Stored records |

* * * * * * *

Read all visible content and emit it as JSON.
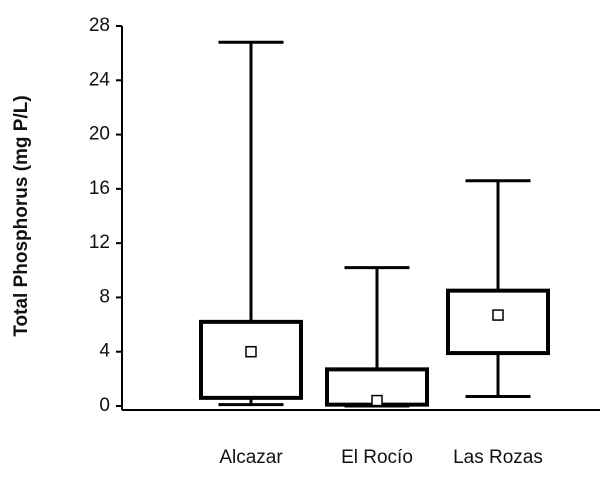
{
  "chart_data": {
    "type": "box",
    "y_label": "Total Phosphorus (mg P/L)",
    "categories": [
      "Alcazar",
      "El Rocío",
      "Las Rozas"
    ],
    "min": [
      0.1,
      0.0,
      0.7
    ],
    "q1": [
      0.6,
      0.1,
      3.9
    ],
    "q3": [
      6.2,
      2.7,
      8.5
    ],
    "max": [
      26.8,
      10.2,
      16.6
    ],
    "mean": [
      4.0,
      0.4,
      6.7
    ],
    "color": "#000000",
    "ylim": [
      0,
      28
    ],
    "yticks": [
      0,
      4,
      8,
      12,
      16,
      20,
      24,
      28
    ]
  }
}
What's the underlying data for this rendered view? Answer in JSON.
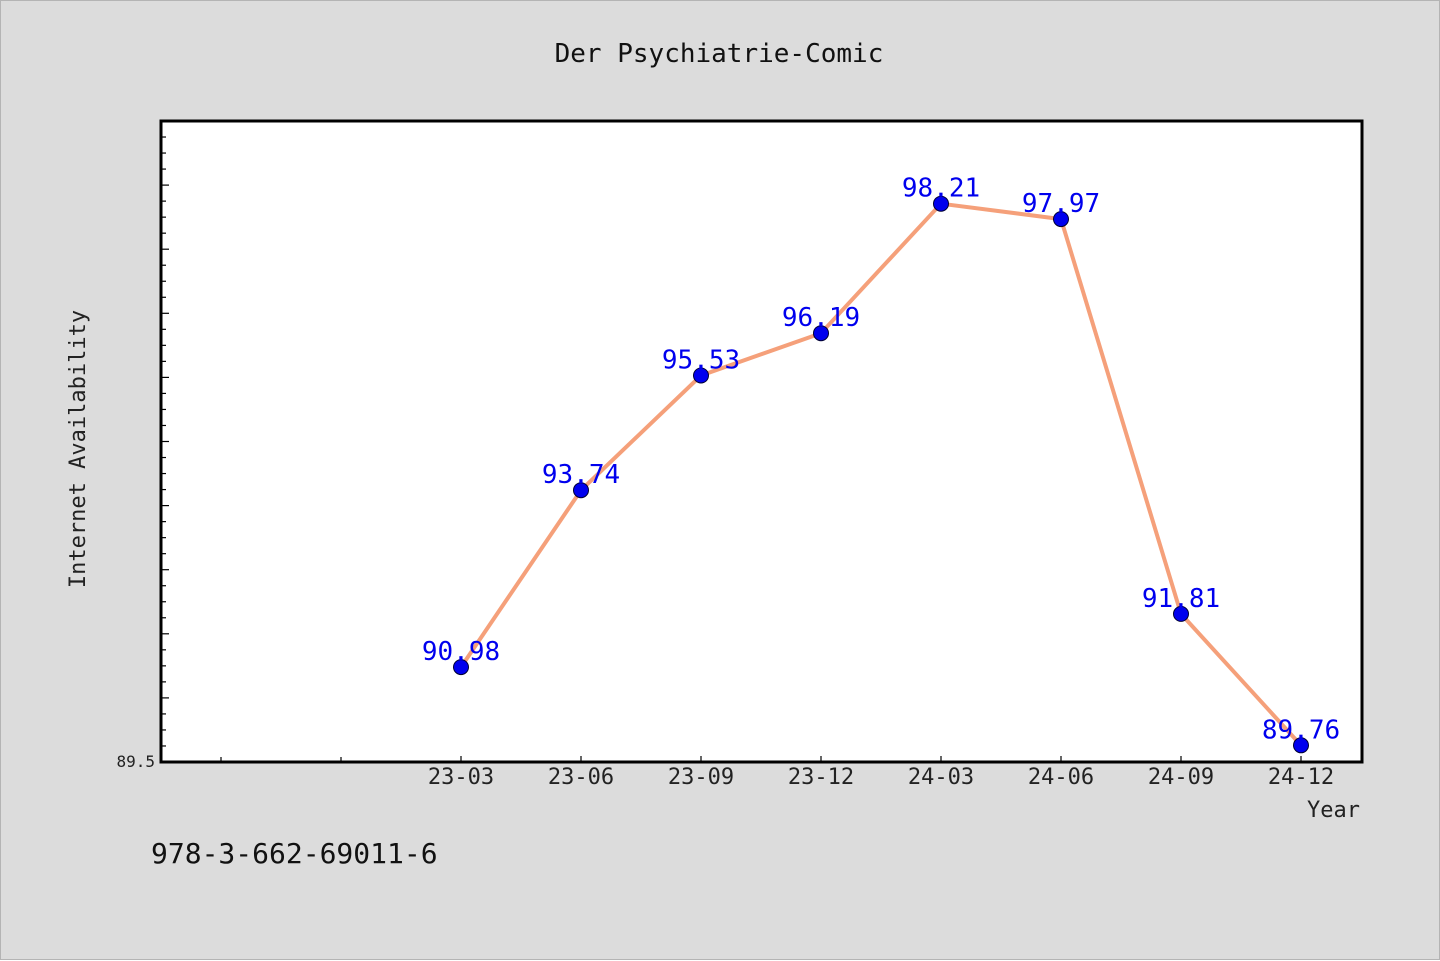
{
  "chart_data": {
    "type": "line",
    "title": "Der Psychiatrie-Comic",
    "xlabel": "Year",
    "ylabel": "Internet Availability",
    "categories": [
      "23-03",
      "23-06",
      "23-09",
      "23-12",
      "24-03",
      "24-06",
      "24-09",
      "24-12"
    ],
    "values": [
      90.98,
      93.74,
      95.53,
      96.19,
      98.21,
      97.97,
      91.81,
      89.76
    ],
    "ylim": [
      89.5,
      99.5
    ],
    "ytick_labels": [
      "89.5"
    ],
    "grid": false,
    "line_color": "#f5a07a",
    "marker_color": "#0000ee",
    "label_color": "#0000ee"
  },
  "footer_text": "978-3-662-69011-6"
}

* * * * * * *

Goal of the exercise | Report each line in the data that holds the word "JSON".

Expected answer |
Read all visible content and emit it as JSON.
What's the underlying data for this rendered view? Answer in JSON.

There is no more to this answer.